■ **文書の抜粋**:
Gramas:ぼくのも平沼さんと同じモデルです(写真右)。インソールに「OrthoLite」を使っているので、とても歩きやすい。〈ヴァンズ〉との思い出は、20歳の頃に愛用していたデニム素材の「オールドスクール」を、スニーカー好きの大人達に褒めれたこと。古着屋さんの卸を営んでいる人からもらったんですけど、結構レアなモデルだったみたいで。あまりにも履き潰してしまったので、もう手元にないのですが(笑)。

Toyoda:これはサスティナブルライン「ECO THEORY」の「オールドスクール」です(写真中)。ソールのデザインやステッチの入り方が斬新ですよね。お気に入りの〈ヴァンズ〉は、家族ぐるみで仲の良い、カルフォルニア在住のアートの先生から譲り受けた一足。「VAULT」シリーズのもので、アッパーがレザー素材なんです。カジュアルなのに品があるので、セットアップに合わせていまだに履いています。

■ **提供資料**:

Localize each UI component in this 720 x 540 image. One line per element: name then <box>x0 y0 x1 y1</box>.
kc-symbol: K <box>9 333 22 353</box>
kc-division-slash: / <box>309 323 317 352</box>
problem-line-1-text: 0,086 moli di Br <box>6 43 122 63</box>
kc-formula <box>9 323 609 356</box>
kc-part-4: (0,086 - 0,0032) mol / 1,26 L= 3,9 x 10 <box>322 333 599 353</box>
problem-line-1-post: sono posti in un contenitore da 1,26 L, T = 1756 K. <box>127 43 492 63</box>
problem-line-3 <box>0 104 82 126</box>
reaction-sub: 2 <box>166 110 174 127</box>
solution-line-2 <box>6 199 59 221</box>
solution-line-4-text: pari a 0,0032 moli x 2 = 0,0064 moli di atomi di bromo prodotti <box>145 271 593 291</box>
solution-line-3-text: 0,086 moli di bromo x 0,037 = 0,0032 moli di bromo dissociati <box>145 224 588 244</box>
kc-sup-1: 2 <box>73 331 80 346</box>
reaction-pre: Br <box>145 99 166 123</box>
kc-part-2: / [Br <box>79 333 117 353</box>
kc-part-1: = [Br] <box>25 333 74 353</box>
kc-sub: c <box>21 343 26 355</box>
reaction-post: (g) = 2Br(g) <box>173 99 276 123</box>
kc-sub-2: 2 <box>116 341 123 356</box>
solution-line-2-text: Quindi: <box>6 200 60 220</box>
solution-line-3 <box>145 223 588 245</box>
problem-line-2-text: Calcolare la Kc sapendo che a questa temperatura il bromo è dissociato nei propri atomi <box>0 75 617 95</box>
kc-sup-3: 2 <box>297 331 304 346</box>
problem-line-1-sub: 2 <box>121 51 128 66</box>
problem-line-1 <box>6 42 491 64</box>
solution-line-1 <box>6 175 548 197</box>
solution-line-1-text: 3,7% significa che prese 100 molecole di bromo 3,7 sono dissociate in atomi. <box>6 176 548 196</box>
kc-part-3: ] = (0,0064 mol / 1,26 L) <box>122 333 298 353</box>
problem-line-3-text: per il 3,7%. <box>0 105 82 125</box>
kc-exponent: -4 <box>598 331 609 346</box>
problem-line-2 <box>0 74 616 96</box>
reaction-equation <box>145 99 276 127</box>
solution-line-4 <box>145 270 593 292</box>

■ **課題**:
1 - 文書の抜粋で、Toyodaが挙げた「VAULT」シリーズの一足のアッパーは何の素材か。
2 - 文書の抜粋のうち、「Toyoda:これはサスティ」を含む箇所から始めて「わせていまだに履いています。」の後で止め、その範囲を原文どおりに返すこと。

■ **課題の解答**:
1 - レザー素材。

2 -
Toyoda:これはサスティナブルライン「ECO THEORY」の「オールドスクール」です(写真中)。ソールのデザインやステッチの入り方が斬新ですよね。お気に入りの〈ヴァンズ〉は、家族ぐるみで仲の良い、カルフォルニア在住のアートの先生から譲り受けた一足。「VAULT」シリーズのもので、アッパーがレザー素材なんです。カジュアルなのに品があるので、セットアップに合わせていまだに履いています。